* [EXTRACTED DATA]
/---

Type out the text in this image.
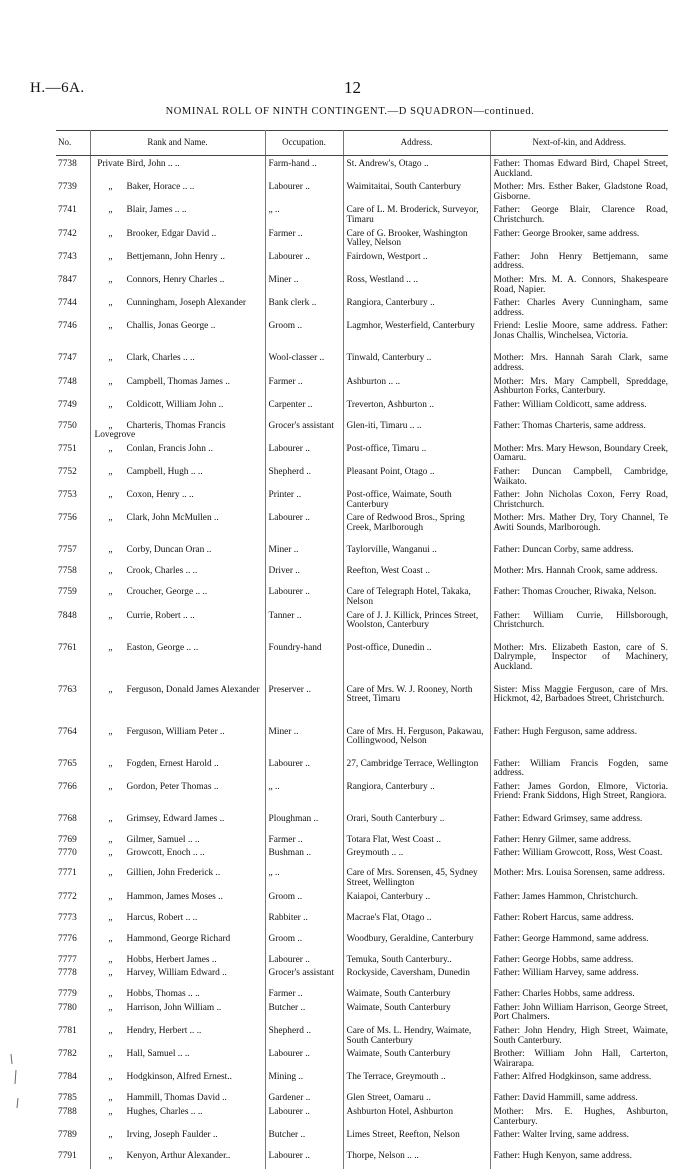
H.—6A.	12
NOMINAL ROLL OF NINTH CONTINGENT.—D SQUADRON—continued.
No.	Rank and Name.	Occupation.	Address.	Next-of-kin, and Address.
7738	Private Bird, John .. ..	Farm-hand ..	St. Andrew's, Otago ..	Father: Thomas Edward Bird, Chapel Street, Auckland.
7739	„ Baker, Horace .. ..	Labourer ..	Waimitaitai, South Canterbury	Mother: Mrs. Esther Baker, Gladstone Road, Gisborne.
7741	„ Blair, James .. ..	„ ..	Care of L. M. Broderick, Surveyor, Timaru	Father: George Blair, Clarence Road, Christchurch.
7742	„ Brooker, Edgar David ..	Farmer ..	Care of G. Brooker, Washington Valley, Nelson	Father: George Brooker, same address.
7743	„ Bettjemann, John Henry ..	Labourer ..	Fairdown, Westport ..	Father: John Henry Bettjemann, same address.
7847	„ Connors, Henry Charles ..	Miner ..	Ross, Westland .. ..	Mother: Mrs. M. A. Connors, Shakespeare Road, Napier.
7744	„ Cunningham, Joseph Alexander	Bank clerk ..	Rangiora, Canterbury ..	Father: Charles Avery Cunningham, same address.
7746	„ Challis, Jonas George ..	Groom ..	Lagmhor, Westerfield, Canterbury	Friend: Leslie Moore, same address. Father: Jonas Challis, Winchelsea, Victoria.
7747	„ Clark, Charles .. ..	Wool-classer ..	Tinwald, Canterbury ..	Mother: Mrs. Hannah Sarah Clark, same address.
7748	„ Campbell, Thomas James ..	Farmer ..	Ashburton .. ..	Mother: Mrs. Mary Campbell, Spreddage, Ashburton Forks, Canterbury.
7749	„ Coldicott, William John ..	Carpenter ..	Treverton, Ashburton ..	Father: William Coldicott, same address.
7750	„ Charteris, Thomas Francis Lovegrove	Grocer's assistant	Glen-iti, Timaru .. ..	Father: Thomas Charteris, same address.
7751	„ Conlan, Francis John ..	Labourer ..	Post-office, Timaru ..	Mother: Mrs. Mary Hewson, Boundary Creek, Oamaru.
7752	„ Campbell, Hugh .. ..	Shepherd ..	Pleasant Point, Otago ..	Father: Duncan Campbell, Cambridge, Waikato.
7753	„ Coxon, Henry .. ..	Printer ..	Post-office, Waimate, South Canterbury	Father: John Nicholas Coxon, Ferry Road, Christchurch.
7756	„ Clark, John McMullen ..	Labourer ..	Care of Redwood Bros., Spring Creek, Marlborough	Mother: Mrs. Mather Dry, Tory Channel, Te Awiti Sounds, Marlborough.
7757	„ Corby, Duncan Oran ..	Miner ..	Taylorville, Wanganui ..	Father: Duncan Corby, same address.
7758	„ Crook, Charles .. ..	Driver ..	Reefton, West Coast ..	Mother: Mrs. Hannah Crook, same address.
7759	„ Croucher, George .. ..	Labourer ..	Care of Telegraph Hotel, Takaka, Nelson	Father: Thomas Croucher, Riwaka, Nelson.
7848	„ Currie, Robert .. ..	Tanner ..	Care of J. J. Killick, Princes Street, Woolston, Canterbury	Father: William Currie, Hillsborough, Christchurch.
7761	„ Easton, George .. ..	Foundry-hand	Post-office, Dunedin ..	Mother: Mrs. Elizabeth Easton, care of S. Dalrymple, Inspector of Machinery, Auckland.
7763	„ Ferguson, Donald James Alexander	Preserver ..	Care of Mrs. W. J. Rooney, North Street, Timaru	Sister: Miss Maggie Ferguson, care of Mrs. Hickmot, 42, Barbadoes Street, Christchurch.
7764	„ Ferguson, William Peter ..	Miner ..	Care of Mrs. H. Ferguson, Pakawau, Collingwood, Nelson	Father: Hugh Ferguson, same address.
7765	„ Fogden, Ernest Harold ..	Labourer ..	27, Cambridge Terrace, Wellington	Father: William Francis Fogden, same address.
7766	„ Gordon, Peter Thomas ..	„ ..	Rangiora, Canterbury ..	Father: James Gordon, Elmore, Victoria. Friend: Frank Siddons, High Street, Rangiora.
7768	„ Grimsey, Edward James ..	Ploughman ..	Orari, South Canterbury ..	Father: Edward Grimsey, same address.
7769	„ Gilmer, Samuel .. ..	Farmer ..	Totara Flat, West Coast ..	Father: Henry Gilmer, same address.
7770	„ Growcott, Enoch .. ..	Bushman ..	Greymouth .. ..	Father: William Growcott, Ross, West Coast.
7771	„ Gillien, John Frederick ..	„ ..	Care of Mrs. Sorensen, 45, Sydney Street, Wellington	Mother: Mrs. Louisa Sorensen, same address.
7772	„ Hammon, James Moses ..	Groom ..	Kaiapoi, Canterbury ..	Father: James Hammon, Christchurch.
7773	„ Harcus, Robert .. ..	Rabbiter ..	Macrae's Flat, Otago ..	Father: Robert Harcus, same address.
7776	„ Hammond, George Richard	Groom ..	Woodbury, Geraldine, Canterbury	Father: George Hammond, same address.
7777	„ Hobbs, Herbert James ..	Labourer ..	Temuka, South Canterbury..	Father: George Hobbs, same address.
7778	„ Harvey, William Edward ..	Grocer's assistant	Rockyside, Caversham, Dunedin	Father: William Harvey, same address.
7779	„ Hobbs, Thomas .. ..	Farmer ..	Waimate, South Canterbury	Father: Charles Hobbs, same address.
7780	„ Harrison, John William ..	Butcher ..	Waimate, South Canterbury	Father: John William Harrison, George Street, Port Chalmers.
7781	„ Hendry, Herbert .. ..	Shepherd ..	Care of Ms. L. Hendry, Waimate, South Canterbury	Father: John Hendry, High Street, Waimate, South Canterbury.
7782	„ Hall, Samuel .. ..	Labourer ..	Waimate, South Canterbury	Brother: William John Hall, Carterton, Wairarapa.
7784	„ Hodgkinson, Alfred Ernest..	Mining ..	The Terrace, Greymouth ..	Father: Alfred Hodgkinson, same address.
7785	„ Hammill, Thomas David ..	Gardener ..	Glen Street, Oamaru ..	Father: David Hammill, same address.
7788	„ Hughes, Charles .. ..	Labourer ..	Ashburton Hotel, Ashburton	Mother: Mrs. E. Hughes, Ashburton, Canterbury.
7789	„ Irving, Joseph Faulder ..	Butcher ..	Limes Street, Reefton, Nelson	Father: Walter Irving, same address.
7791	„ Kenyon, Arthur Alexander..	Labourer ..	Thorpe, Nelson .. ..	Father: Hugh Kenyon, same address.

\---
/---

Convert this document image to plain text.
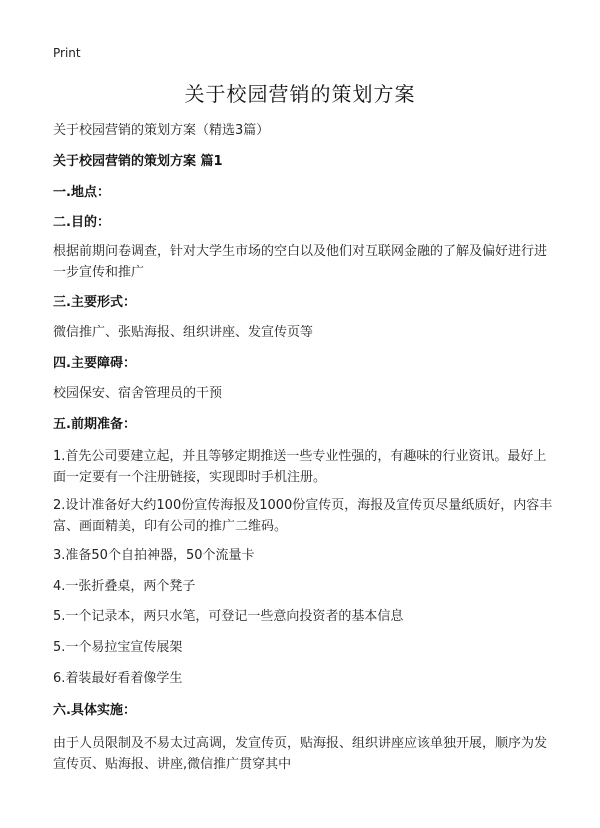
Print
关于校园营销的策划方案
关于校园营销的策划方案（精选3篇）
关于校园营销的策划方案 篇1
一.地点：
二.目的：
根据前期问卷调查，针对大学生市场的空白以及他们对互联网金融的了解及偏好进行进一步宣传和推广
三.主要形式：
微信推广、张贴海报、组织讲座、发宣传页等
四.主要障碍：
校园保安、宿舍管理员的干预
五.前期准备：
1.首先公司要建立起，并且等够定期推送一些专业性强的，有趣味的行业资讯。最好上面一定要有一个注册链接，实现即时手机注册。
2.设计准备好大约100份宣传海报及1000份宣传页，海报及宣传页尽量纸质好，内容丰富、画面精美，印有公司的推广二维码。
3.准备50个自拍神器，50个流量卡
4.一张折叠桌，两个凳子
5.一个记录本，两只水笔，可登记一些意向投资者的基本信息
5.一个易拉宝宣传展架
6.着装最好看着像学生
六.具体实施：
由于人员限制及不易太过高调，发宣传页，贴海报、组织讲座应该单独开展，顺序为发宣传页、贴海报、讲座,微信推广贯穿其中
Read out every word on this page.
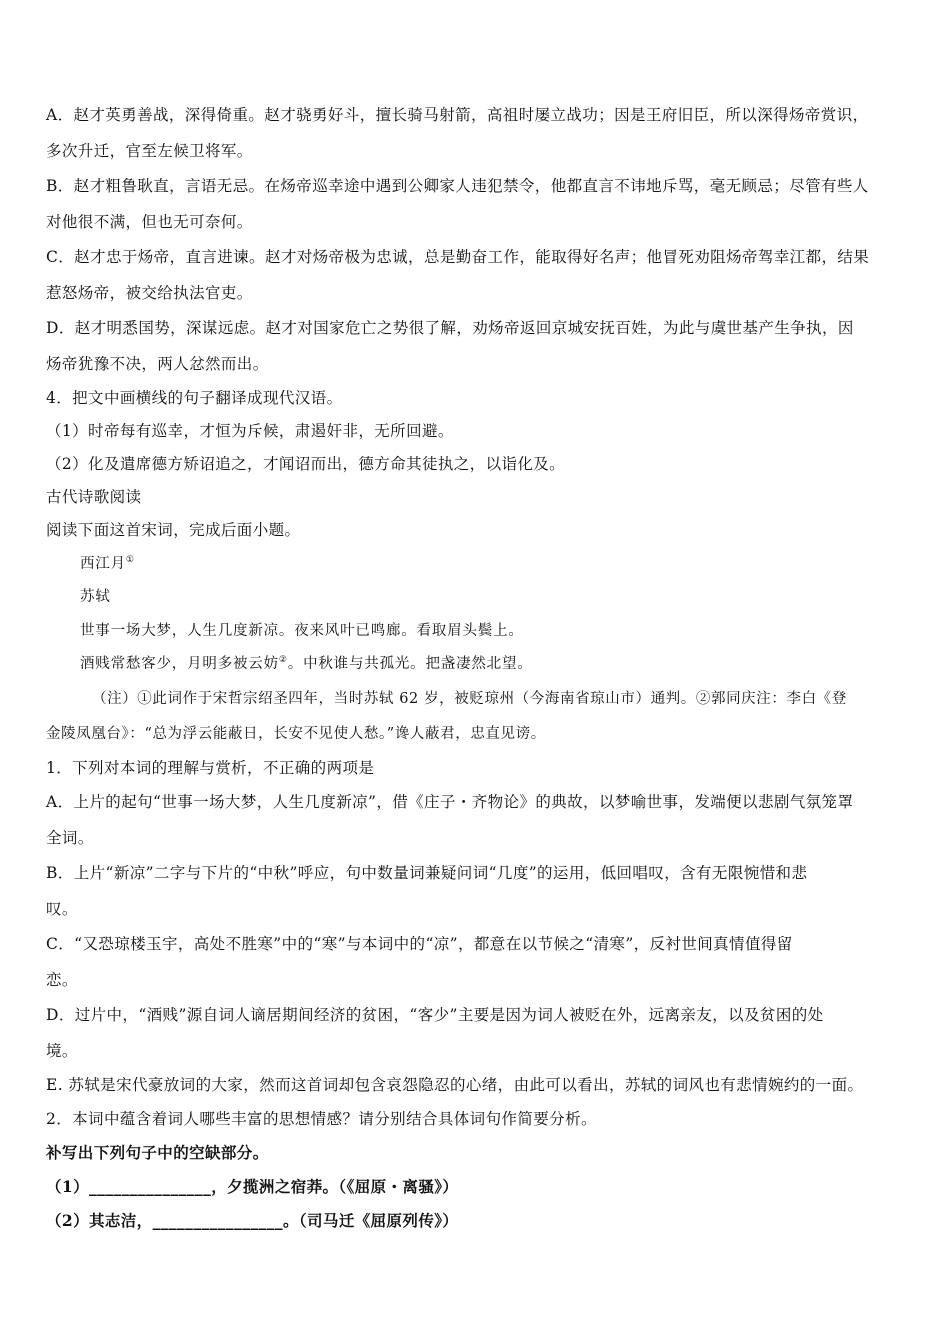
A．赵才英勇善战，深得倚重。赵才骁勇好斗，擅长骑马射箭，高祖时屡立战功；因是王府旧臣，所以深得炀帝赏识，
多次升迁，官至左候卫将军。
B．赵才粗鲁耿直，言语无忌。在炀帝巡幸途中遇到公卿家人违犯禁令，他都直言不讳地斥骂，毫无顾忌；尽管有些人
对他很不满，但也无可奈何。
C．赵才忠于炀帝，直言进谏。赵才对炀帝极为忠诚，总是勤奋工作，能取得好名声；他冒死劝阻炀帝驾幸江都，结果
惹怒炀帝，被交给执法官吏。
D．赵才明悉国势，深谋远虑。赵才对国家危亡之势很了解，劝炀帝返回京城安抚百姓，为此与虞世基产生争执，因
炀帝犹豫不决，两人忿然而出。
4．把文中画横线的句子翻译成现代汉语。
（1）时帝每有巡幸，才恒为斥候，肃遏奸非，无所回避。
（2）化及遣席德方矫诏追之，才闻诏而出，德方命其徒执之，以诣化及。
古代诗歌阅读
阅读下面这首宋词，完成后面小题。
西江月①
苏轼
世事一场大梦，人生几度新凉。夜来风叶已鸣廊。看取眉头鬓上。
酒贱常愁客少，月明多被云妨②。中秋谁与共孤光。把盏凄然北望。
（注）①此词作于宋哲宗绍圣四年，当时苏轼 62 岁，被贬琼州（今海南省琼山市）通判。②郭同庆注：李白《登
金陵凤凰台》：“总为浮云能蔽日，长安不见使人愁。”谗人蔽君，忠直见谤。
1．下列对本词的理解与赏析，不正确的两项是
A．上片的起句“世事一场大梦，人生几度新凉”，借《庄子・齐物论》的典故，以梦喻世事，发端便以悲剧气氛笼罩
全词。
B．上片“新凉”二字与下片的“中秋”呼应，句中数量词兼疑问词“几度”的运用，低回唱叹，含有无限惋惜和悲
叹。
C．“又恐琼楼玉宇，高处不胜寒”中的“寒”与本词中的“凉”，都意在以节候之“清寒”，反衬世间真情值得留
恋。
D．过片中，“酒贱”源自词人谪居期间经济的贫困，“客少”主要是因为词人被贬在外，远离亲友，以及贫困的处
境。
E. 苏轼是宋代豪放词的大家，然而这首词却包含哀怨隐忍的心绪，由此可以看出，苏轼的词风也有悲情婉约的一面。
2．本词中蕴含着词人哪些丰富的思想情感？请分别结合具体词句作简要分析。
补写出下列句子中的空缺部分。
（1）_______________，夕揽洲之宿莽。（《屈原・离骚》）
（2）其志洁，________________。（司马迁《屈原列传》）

\---
/---

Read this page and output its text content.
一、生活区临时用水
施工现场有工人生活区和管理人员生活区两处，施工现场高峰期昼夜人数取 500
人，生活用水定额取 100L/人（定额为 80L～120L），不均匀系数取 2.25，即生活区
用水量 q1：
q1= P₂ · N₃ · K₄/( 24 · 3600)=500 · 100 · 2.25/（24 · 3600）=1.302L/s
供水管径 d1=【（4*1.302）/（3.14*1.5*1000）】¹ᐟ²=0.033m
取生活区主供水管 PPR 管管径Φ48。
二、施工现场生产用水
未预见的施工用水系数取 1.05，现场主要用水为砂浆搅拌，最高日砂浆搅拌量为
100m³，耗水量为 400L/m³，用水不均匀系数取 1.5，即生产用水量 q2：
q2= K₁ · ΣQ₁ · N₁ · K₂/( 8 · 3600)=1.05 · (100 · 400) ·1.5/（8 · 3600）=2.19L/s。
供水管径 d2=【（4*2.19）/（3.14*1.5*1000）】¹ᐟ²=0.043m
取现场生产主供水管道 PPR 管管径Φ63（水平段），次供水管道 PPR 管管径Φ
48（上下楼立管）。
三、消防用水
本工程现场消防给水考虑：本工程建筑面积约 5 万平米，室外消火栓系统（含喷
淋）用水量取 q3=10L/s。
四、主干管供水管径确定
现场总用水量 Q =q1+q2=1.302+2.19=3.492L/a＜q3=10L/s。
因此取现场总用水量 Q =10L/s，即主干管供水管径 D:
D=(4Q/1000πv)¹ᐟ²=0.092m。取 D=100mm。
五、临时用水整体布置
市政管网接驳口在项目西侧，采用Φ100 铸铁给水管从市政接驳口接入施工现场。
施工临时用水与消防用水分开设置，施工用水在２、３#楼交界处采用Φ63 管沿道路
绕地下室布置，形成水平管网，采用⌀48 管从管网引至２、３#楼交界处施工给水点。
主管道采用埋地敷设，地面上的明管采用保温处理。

\---

* [WHAT TO DO]
Pull out each line holding the string "Ashburton".

* [FINISHED EXERCISE]
7748	„ Campbell, Thomas James ..	Farmer ..	Ashburton .. ..	Mother: Mrs. Mary Campbell, Spreddage, Ashburton Forks, Canterbury.
7749	„ Coldicott, William John ..	Carpenter ..	Treverton, Ashburton ..	Father: William Coldicott, same address.
7788	„ Hughes, Charles .. ..	Labourer ..	Ashburton Hotel, Ashburton	Mother: Mrs. E. Hughes, Ashburton, Canterbury.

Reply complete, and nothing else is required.